DATA PROVIDED start
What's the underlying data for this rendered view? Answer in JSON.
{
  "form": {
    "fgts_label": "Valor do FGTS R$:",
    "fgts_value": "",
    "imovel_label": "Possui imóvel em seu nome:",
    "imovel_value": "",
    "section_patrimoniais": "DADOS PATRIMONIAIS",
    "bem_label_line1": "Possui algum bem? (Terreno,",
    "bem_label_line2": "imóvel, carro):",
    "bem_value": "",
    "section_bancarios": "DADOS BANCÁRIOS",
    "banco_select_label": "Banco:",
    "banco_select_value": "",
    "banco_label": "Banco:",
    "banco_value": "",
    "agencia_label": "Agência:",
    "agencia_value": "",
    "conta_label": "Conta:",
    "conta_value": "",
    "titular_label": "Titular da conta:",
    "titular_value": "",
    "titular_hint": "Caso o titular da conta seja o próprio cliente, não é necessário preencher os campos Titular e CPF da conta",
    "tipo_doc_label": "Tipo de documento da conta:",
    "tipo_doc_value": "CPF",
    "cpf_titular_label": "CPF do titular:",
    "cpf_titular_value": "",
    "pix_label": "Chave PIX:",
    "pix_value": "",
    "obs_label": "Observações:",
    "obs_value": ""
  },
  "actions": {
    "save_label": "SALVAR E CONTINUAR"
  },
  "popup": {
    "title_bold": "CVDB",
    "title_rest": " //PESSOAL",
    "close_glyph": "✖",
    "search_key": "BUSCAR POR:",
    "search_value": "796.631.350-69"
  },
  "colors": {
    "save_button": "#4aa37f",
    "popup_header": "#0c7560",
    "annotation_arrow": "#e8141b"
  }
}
DATA PROVIDED end
WHAT IS EXPECTED
Can you restate every record above word for word?

EXERCISE ANSWER
What's the underlying data for this rendered view? Answer in JSON.
{
  "form": {
    "fgts_label": "Valor do FGTS R$:",
    "fgts_value": "",
    "imovel_label": "Possui imóvel em seu nome:",
    "imovel_value": "",
    "section_patrimoniais": "DADOS PATRIMONIAIS",
    "bem_label_line1": "Possui algum bem? (Terreno,",
    "bem_label_line2": "imóvel, carro):",
    "bem_value": "",
    "section_bancarios": "DADOS BANCÁRIOS",
    "banco_select_label": "Banco:",
    "banco_select_value": "",
    "banco_label": "Banco:",
    "banco_value": "",
    "agencia_label": "Agência:",
    "agencia_value": "",
    "conta_label": "Conta:",
    "conta_value": "",
    "titular_label": "Titular da conta:",
    "titular_value": "",
    "titular_hint": "Caso o titular da conta seja o próprio cliente, não é necessário preencher os campos Titular e CPF da conta",
    "tipo_doc_label": "Tipo de documento da conta:",
    "tipo_doc_value": "CPF",
    "cpf_titular_label": "CPF do titular:",
    "cpf_titular_value": "",
    "pix_label": "Chave PIX:",
    "pix_value": "",
    "obs_label": "Observações:",
    "obs_value": ""
  },
  "actions": {
    "save_label": "SALVAR E CONTINUAR"
  },
  "popup": {
    "title_bold": "CVDB",
    "title_rest": " //PESSOAL",
    "close_glyph": "✖",
    "search_key": "BUSCAR POR:",
    "search_value": "796.631.350-69"
  },
  "colors": {
    "save_button": "#4aa37f",
    "popup_header": "#0c7560",
    "annotation_arrow": "#e8141b"
  }
}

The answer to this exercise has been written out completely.